> _PROBLEM DESCRIPTION_
Begin at the line containing "What does this" and copy exactly through the last line of the listing, skipping every picture.

> _EXERCISE INPUT_
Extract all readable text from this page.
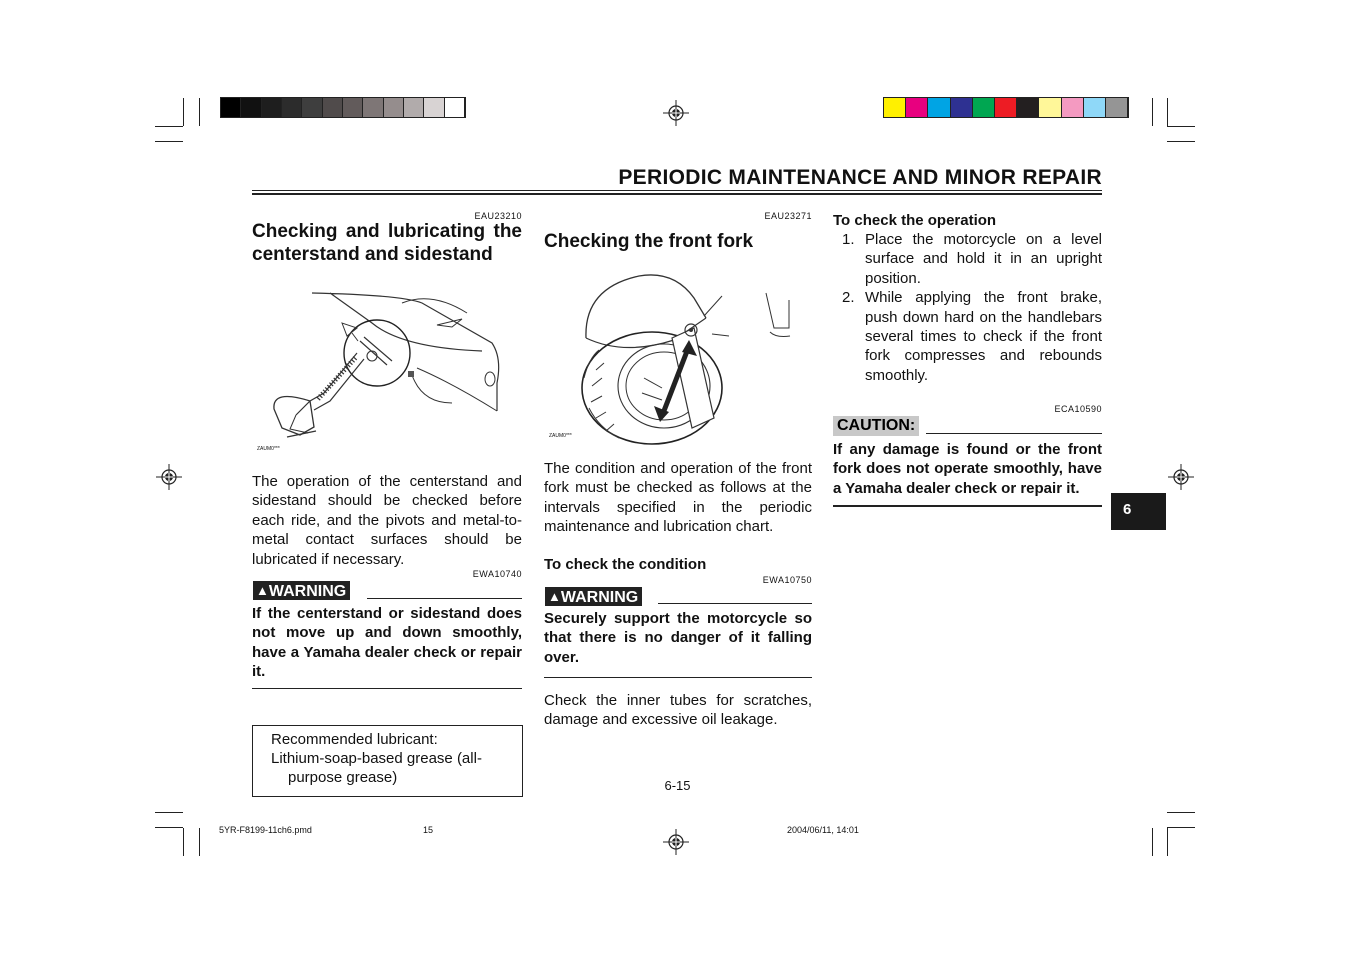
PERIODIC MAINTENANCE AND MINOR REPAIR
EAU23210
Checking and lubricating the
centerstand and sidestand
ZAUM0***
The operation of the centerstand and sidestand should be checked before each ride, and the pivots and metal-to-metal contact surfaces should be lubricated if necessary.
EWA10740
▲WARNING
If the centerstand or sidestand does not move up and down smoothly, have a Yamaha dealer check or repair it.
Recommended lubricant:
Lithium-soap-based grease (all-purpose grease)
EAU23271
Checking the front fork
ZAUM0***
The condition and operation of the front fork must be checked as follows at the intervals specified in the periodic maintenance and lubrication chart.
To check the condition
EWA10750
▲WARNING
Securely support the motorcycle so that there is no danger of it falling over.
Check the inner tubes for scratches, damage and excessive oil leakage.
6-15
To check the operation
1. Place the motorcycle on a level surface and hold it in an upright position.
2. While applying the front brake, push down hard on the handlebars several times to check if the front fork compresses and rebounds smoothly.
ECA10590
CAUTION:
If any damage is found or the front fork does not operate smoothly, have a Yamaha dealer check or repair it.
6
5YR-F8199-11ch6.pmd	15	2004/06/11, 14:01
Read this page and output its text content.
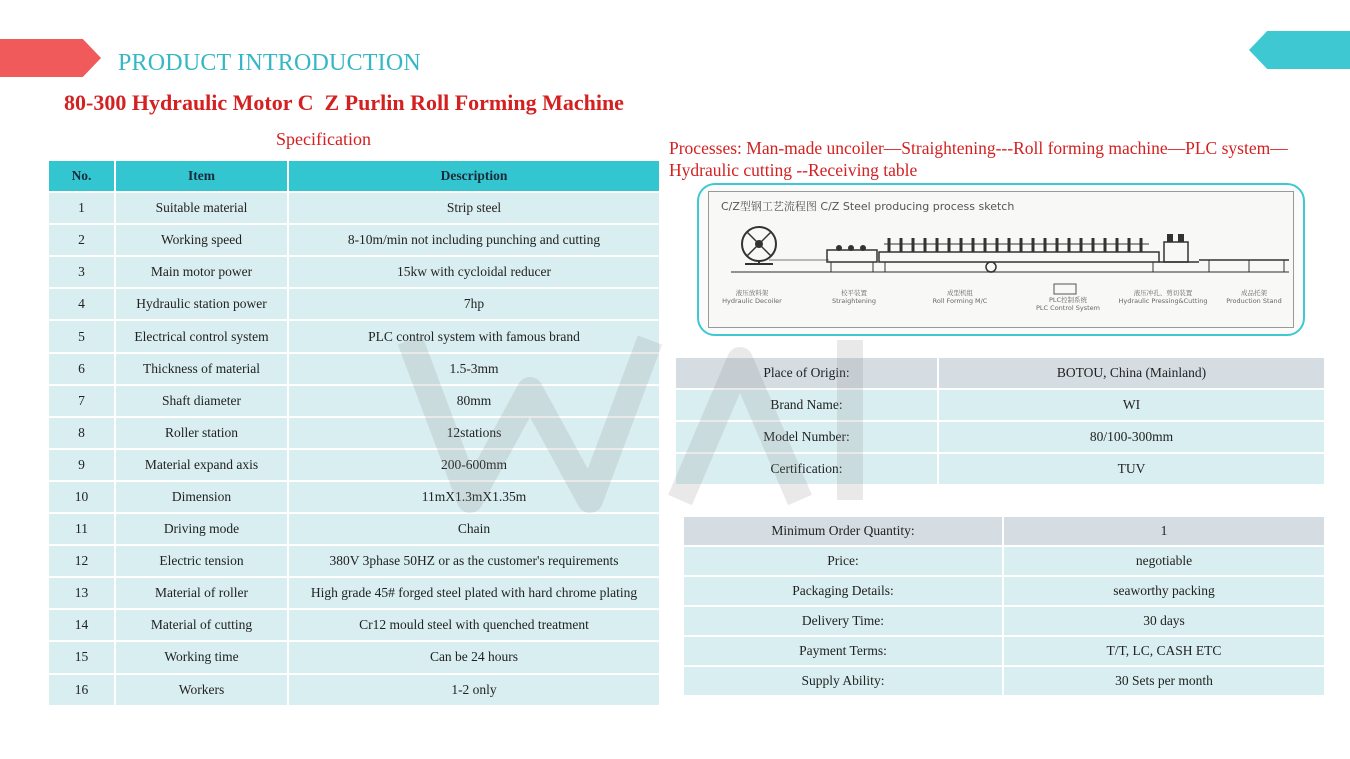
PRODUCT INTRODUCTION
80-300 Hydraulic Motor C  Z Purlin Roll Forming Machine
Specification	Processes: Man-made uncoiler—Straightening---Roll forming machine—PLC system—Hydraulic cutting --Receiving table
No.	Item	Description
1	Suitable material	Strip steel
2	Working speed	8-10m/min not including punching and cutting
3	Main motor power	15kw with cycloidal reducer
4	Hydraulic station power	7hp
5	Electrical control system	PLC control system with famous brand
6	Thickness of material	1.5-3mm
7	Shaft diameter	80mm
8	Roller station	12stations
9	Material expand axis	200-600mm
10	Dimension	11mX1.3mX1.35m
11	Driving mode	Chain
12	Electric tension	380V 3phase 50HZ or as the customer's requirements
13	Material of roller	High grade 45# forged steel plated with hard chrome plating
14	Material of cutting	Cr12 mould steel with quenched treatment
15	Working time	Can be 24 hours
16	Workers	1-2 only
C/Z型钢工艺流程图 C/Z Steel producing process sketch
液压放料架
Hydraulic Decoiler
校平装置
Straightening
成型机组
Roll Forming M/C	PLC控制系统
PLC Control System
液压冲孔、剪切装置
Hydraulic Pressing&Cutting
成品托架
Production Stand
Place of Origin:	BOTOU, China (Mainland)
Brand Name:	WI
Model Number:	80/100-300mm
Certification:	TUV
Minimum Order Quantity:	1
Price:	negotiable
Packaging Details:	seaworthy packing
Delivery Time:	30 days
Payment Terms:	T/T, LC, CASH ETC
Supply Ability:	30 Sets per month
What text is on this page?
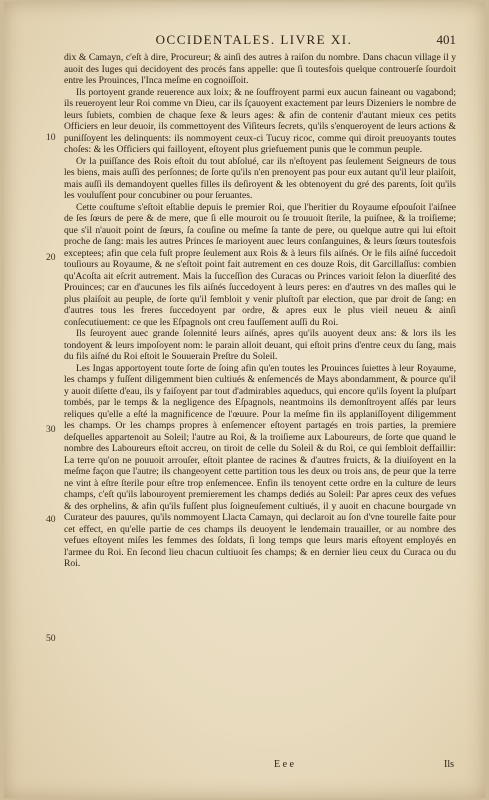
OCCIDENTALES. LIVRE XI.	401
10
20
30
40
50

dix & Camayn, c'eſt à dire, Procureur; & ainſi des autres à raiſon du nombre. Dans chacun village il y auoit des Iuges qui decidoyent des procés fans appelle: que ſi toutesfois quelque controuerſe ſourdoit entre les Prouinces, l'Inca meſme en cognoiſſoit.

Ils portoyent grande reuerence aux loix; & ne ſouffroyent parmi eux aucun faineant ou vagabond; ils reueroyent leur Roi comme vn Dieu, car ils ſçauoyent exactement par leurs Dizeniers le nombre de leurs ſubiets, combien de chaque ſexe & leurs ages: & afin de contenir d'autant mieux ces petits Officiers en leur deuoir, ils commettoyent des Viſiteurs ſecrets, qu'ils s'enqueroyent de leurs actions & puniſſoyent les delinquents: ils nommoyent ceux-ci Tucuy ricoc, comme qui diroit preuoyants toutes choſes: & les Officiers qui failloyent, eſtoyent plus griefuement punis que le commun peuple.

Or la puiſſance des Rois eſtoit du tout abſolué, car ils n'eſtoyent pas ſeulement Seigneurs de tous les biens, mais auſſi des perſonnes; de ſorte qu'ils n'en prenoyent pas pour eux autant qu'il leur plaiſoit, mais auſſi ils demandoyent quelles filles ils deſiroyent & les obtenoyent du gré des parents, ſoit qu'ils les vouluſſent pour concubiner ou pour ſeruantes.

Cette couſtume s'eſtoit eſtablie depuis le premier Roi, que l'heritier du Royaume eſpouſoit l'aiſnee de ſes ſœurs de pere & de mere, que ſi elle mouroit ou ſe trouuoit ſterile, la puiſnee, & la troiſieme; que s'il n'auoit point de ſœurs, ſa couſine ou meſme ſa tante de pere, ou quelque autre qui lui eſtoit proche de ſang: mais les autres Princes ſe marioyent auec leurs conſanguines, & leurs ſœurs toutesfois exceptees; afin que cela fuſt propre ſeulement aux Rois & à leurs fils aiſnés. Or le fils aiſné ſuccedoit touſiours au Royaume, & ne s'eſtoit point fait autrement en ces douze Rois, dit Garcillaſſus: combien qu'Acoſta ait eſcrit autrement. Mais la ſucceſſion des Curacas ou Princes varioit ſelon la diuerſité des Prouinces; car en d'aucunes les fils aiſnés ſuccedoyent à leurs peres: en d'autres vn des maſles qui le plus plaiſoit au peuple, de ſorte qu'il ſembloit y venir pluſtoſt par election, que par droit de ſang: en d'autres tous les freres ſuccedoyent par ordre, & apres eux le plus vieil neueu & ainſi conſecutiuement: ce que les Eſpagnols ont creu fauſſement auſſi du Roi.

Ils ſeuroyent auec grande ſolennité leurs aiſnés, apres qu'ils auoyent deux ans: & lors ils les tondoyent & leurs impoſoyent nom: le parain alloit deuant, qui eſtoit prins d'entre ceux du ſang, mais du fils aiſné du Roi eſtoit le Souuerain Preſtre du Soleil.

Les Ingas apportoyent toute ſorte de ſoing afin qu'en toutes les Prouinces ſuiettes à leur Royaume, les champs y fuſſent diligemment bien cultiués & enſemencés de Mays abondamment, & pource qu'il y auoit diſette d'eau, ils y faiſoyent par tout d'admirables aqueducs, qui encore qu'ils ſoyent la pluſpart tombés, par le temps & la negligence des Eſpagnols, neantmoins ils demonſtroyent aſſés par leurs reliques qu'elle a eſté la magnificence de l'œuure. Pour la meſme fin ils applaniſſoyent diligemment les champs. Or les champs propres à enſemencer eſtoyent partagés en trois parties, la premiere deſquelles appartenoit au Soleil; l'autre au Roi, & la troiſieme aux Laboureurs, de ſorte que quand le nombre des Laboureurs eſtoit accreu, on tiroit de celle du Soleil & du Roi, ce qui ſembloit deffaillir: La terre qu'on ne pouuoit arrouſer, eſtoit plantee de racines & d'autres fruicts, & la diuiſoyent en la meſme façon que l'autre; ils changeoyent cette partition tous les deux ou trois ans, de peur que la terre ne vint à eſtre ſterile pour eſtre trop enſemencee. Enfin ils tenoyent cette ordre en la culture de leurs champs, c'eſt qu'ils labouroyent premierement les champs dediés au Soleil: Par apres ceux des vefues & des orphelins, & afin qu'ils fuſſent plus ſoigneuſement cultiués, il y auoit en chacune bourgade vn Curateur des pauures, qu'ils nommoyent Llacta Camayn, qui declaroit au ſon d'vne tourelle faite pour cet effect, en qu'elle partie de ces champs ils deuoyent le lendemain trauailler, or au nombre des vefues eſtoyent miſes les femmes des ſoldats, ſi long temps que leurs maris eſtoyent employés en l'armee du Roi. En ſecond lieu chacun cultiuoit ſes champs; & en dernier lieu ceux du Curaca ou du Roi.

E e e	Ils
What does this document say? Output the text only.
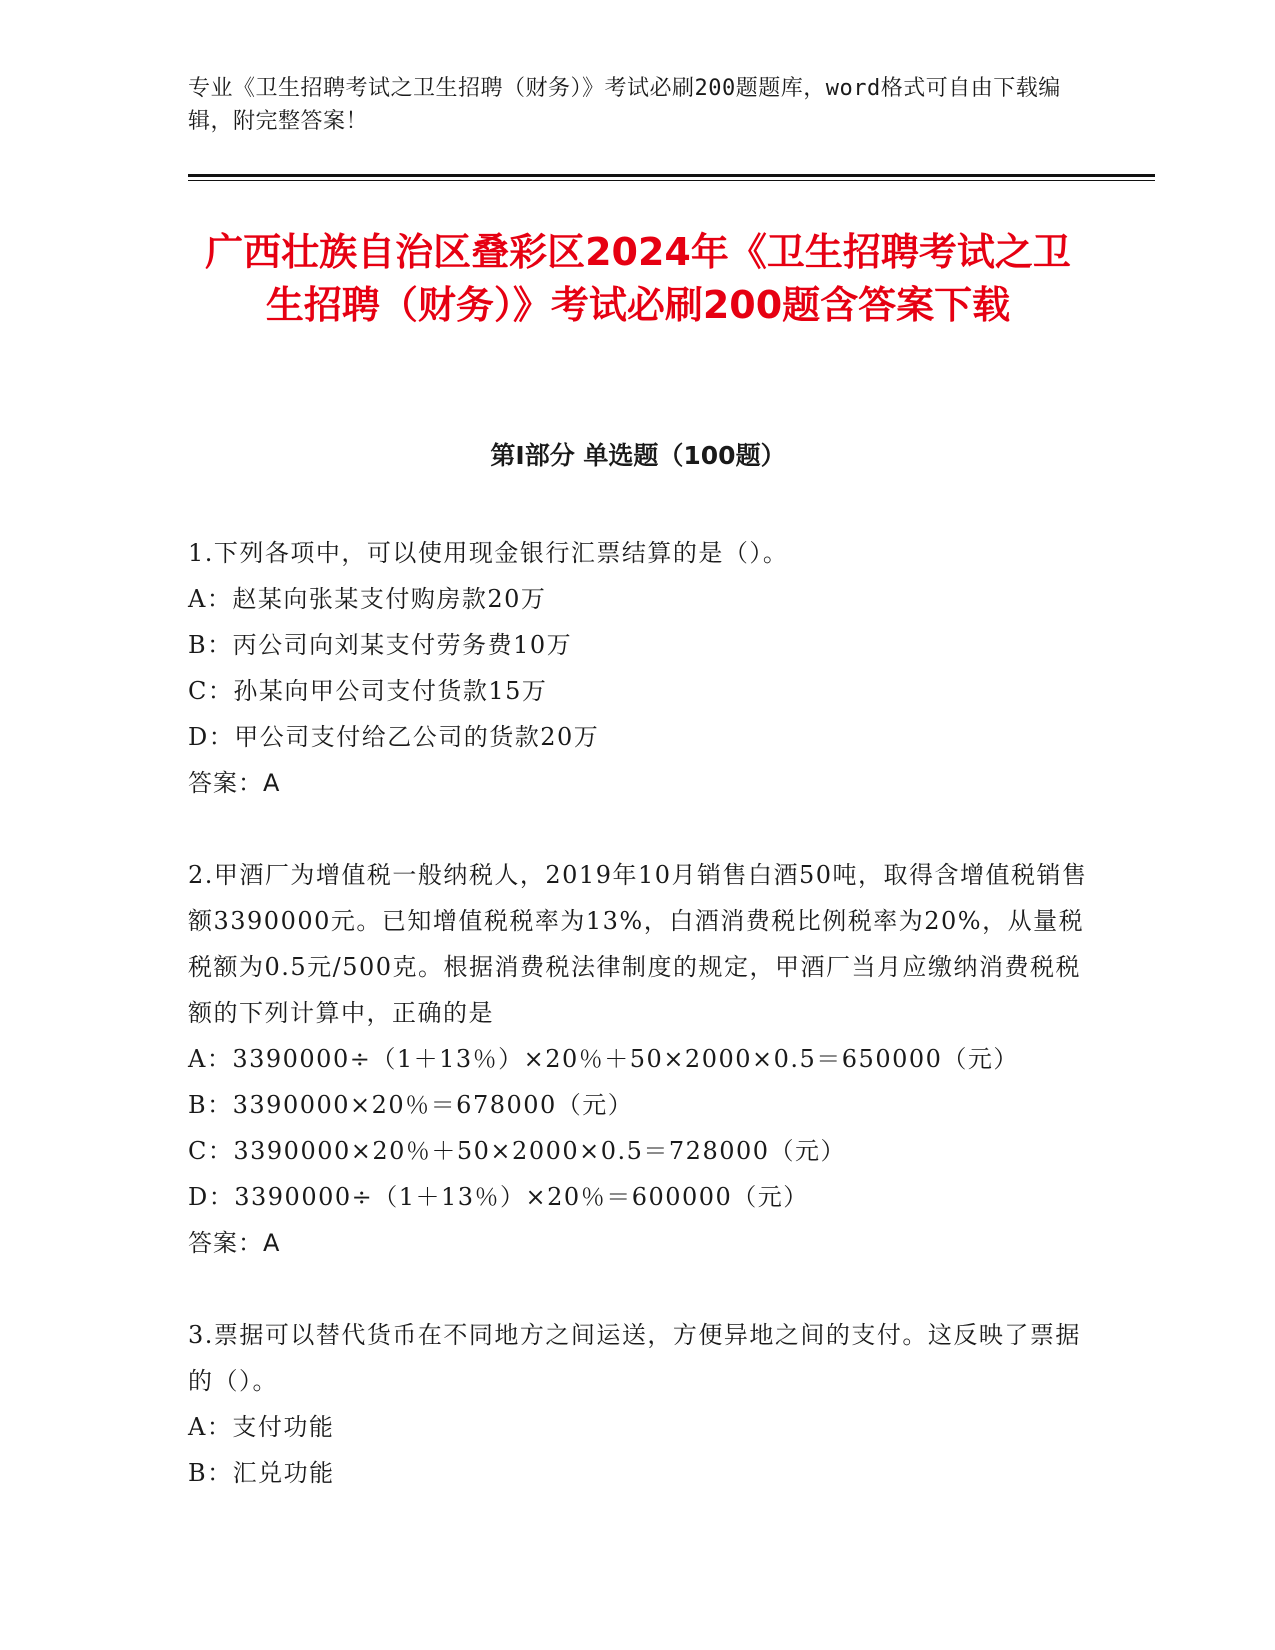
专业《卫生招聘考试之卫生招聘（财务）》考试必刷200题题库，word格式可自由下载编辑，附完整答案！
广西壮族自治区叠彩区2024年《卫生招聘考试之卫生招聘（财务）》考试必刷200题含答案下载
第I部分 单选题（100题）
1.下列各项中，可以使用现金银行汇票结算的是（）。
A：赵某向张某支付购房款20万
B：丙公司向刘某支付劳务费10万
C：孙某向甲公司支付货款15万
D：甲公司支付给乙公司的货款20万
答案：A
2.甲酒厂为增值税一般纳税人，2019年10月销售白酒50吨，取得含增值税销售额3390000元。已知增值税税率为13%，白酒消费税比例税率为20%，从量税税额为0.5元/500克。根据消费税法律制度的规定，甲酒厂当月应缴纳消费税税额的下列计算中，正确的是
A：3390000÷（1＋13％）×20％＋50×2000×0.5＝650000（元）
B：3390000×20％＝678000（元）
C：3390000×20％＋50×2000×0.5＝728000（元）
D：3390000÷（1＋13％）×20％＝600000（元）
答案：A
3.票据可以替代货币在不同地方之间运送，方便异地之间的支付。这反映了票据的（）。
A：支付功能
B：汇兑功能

> _FULL SOLUTION_
What does this document say? Output the text only.
专业《卫生招聘考试之卫生招聘（财务）》考试必刷200题题库，word格式可自由下载编辑，附完整答案！
广西壮族自治区叠彩区2024年《卫生招聘考试之卫生招聘（财务）》考试必刷200题含答案下载
第I部分 单选题（100题）
1.下列各项中，可以使用现金银行汇票结算的是（）。
A：赵某向张某支付购房款20万
B：丙公司向刘某支付劳务费10万
C：孙某向甲公司支付货款15万
D：甲公司支付给乙公司的货款20万
答案：A
2.甲酒厂为增值税一般纳税人，2019年10月销售白酒50吨，取得含增值税销售额3390000元。已知增值税税率为13%，白酒消费税比例税率为20%，从量税税额为0.5元/500克。根据消费税法律制度的规定，甲酒厂当月应缴纳消费税税额的下列计算中，正确的是
A：3390000÷（1＋13％）×20％＋50×2000×0.5＝650000（元）
B：3390000×20％＝678000（元）
C：3390000×20％＋50×2000×0.5＝728000（元）
D：3390000÷（1＋13％）×20％＝600000（元）
答案：A
3.票据可以替代货币在不同地方之间运送，方便异地之间的支付。这反映了票据的（）。
A：支付功能
B：汇兑功能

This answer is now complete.